Stored entries
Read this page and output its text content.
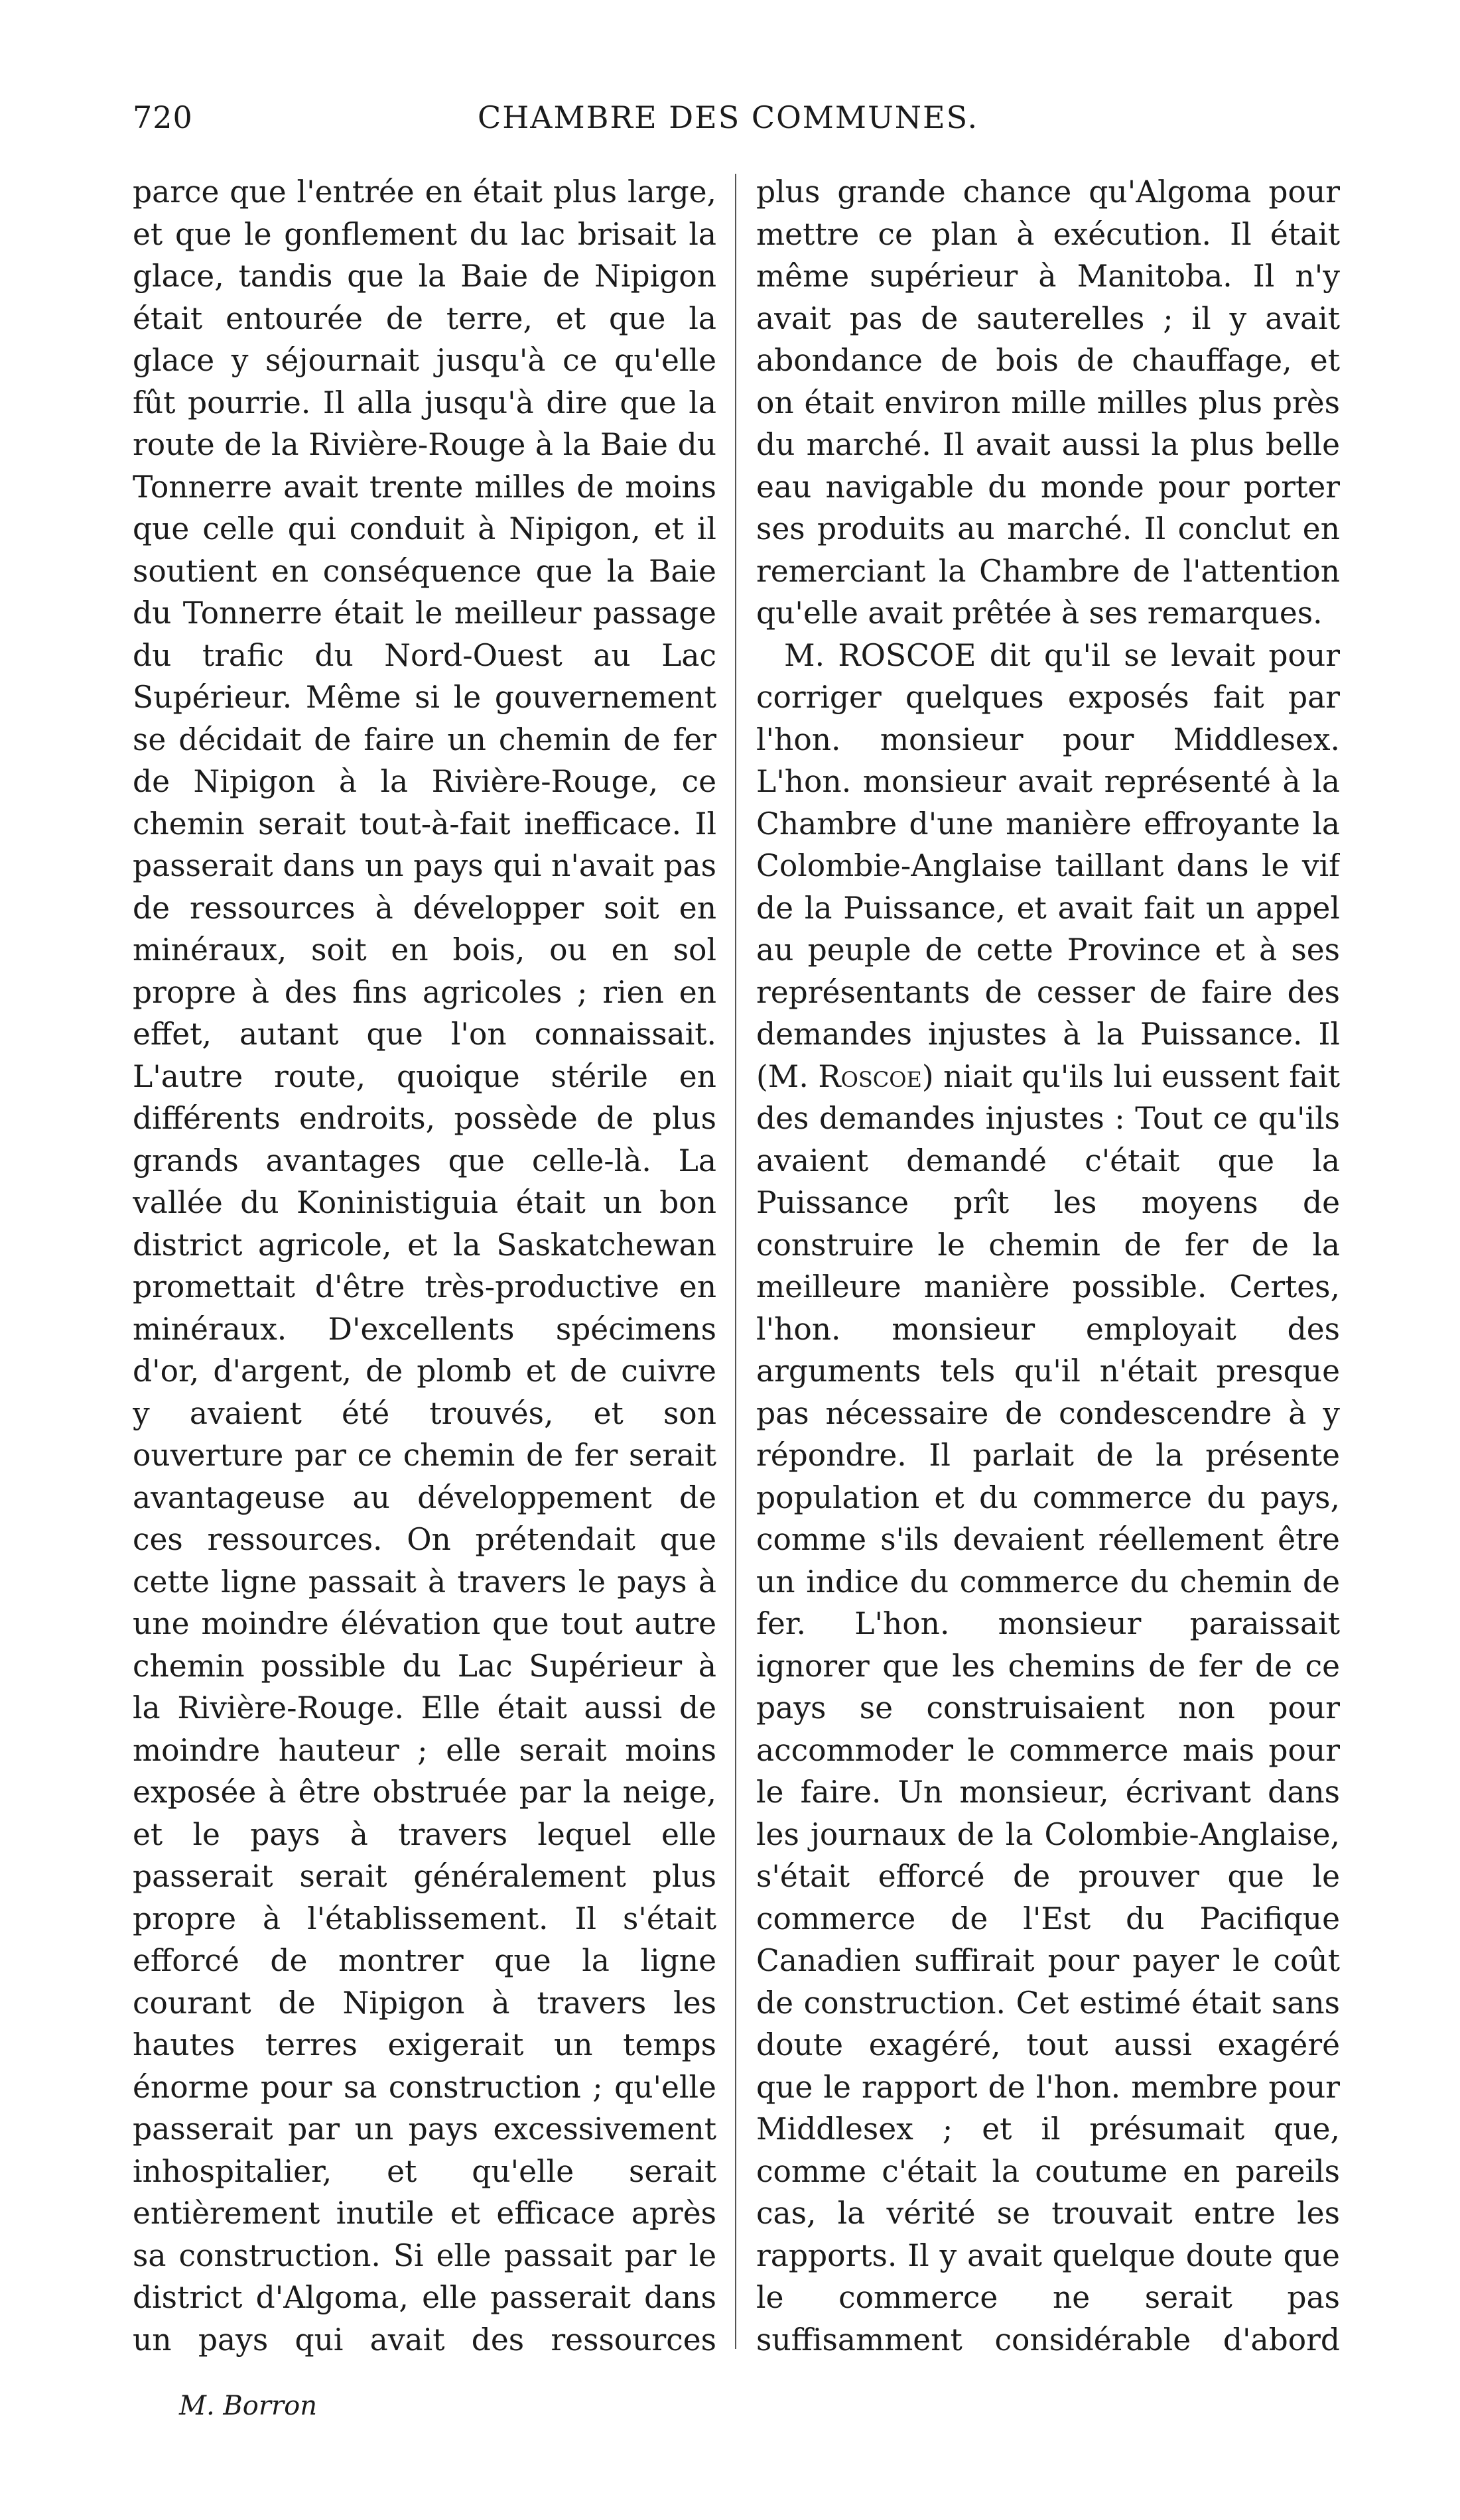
720	CHAMBRE DES COMMUNES.

parce que l'entrée en était plus large, et que le gonflement du lac brisait la glace, tandis que la Baie de Nipigon était entourée de terre, et que la glace y séjournait jusqu'à ce qu'elle fût pourrie. Il alla jusqu'à dire que la route de la Rivière-Rouge à la Baie du Tonnerre avait trente milles de moins que celle qui conduit à Nipigon, et il soutient en conséquence que la Baie du Tonnerre était le meilleur passage du trafic du Nord-Ouest au Lac Supérieur. Même si le gouvernement se décidait de faire un chemin de fer de Nipigon à la Rivière-Rouge, ce chemin serait tout-à-fait inefficace. Il passerait dans un pays qui n'avait pas de ressources à développer soit en minéraux, soit en bois, ou en sol propre à des fins agricoles ; rien en effet, autant que l'on connaissait. L'autre route, quoique stérile en différents endroits, possède de plus grands avantages que celle-là. La vallée du Koninistiguia était un bon district agricole, et la Saskatchewan promettait d'être très-productive en minéraux. D'excellents spécimens d'or, d'argent, de plomb et de cuivre y avaient été trouvés, et son ouverture par ce chemin de fer serait avantageuse au développement de ces ressources. On prétendait que cette ligne passait à travers le pays à une moindre élévation que tout autre chemin possible du Lac Supérieur à la Rivière-Rouge. Elle était aussi de moindre hauteur ; elle serait moins exposée à être obstruée par la neige, et le pays à travers lequel elle passerait serait généralement plus propre à l'établissement. Il s'était efforcé de montrer que la ligne courant de Nipigon à travers les hautes terres exigerait un temps énorme pour sa construction ; qu'elle passerait par un pays excessivement inhospitalier, et qu'elle serait entièrement inutile et efficace après sa construction. Si elle passait par le district d'Algoma, elle passerait dans un pays qui avait des ressources

plus grande chance qu'Algoma pour mettre ce plan à exécution. Il était même supérieur à Manitoba. Il n'y avait pas de sauterelles ; il y avait abondance de bois de chauffage, et on était environ mille milles plus près du marché. Il avait aussi la plus belle eau navigable du monde pour porter ses produits au marché. Il conclut en remerciant la Chambre de l'attention qu'elle avait prêtée à ses remarques.

M. ROSCOE dit qu'il se levait pour corriger quelques exposés fait par l'hon. monsieur pour Middlesex. L'hon. monsieur avait représenté à la Chambre d'une manière effroyante la Colombie-Anglaise taillant dans le vif de la Puissance, et avait fait un appel au peuple de cette Province et à ses représentants de cesser de faire des demandes injustes à la Puissance. Il (M. Roscoe) niait qu'ils lui eussent fait des demandes injustes : Tout ce qu'ils avaient demandé c'était que la Puissance prît les moyens de construire le chemin de fer de la meilleure manière possible. Certes, l'hon. monsieur employait des arguments tels qu'il n'était presque pas nécessaire de condescendre à y répondre. Il parlait de la présente population et du commerce du pays, comme s'ils devaient réellement être un indice du commerce du chemin de fer. L'hon. monsieur paraissait ignorer que les chemins de fer de ce pays se construisaient non pour accommoder le commerce mais pour le faire. Un monsieur, écrivant dans les journaux de la Colombie-Anglaise, s'était efforcé de prouver que le commerce de l'Est du Pacifique Canadien suffirait pour payer le coût de construction. Cet estimé était sans doute exagéré, tout aussi exagéré que le rapport de l'hon. membre pour Middlesex ; et il présumait que, comme c'était la coutume en pareils cas, la vérité se trouvait entre les rapports. Il y avait quelque doute que le commerce ne serait pas suffisamment considérable d'abord

M. Borron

# Instruction
All the material shown above is to be copied exactly, with no pictures carried over.

# Right answer
Read this page and output its text content.
720	CHAMBRE DES COMMUNES.

parce que l'entrée en était plus large, et que le gonflement du lac brisait la glace, tandis que la Baie de Nipigon était entourée de terre, et que la glace y séjournait jusqu'à ce qu'elle fût pourrie. Il alla jusqu'à dire que la route de la Rivière-Rouge à la Baie du Tonnerre avait trente milles de moins que celle qui conduit à Nipigon, et il soutient en conséquence que la Baie du Tonnerre était le meilleur passage du trafic du Nord-Ouest au Lac Supérieur. Même si le gouvernement se décidait de faire un chemin de fer de Nipigon à la Rivière-Rouge, ce chemin serait tout-à-fait inefficace. Il passerait dans un pays qui n'avait pas de ressources à développer soit en minéraux, soit en bois, ou en sol propre à des fins agricoles ; rien en effet, autant que l'on connaissait. L'autre route, quoique stérile en différents endroits, possède de plus grands avantages que celle-là. La vallée du Koninistiguia était un bon district agricole, et la Saskatchewan promettait d'être très-productive en minéraux. D'excellents spécimens d'or, d'argent, de plomb et de cuivre y avaient été trouvés, et son ouverture par ce chemin de fer serait avantageuse au développement de ces ressources. On prétendait que cette ligne passait à travers le pays à une moindre élévation que tout autre chemin possible du Lac Supérieur à la Rivière-Rouge. Elle était aussi de moindre hauteur ; elle serait moins exposée à être obstruée par la neige, et le pays à travers lequel elle passerait serait généralement plus propre à l'établissement. Il s'était efforcé de montrer que la ligne courant de Nipigon à travers les hautes terres exigerait un temps énorme pour sa construction ; qu'elle passerait par un pays excessivement inhospitalier, et qu'elle serait entièrement inutile et efficace après sa construction. Si elle passait par le district d'Algoma, elle passerait dans un pays qui avait des ressources

plus grande chance qu'Algoma pour mettre ce plan à exécution. Il était même supérieur à Manitoba. Il n'y avait pas de sauterelles ; il y avait abondance de bois de chauffage, et on était environ mille milles plus près du marché. Il avait aussi la plus belle eau navigable du monde pour porter ses produits au marché. Il conclut en remerciant la Chambre de l'attention qu'elle avait prêtée à ses remarques.

M. ROSCOE dit qu'il se levait pour corriger quelques exposés fait par l'hon. monsieur pour Middlesex. L'hon. monsieur avait représenté à la Chambre d'une manière effroyante la Colombie-Anglaise taillant dans le vif de la Puissance, et avait fait un appel au peuple de cette Province et à ses représentants de cesser de faire des demandes injustes à la Puissance. Il (M. Roscoe) niait qu'ils lui eussent fait des demandes injustes : Tout ce qu'ils avaient demandé c'était que la Puissance prît les moyens de construire le chemin de fer de la meilleure manière possible. Certes, l'hon. monsieur employait des arguments tels qu'il n'était presque pas nécessaire de condescendre à y répondre. Il parlait de la présente population et du commerce du pays, comme s'ils devaient réellement être un indice du commerce du chemin de fer. L'hon. monsieur paraissait ignorer que les chemins de fer de ce pays se construisaient non pour accommoder le commerce mais pour le faire. Un monsieur, écrivant dans les journaux de la Colombie-Anglaise, s'était efforcé de prouver que le commerce de l'Est du Pacifique Canadien suffirait pour payer le coût de construction. Cet estimé était sans doute exagéré, tout aussi exagéré que le rapport de l'hon. membre pour Middlesex ; et il présumait que, comme c'était la coutume en pareils cas, la vérité se trouvait entre les rapports. Il y avait quelque doute que le commerce ne serait pas suffisamment considérable d'abord

M. Borron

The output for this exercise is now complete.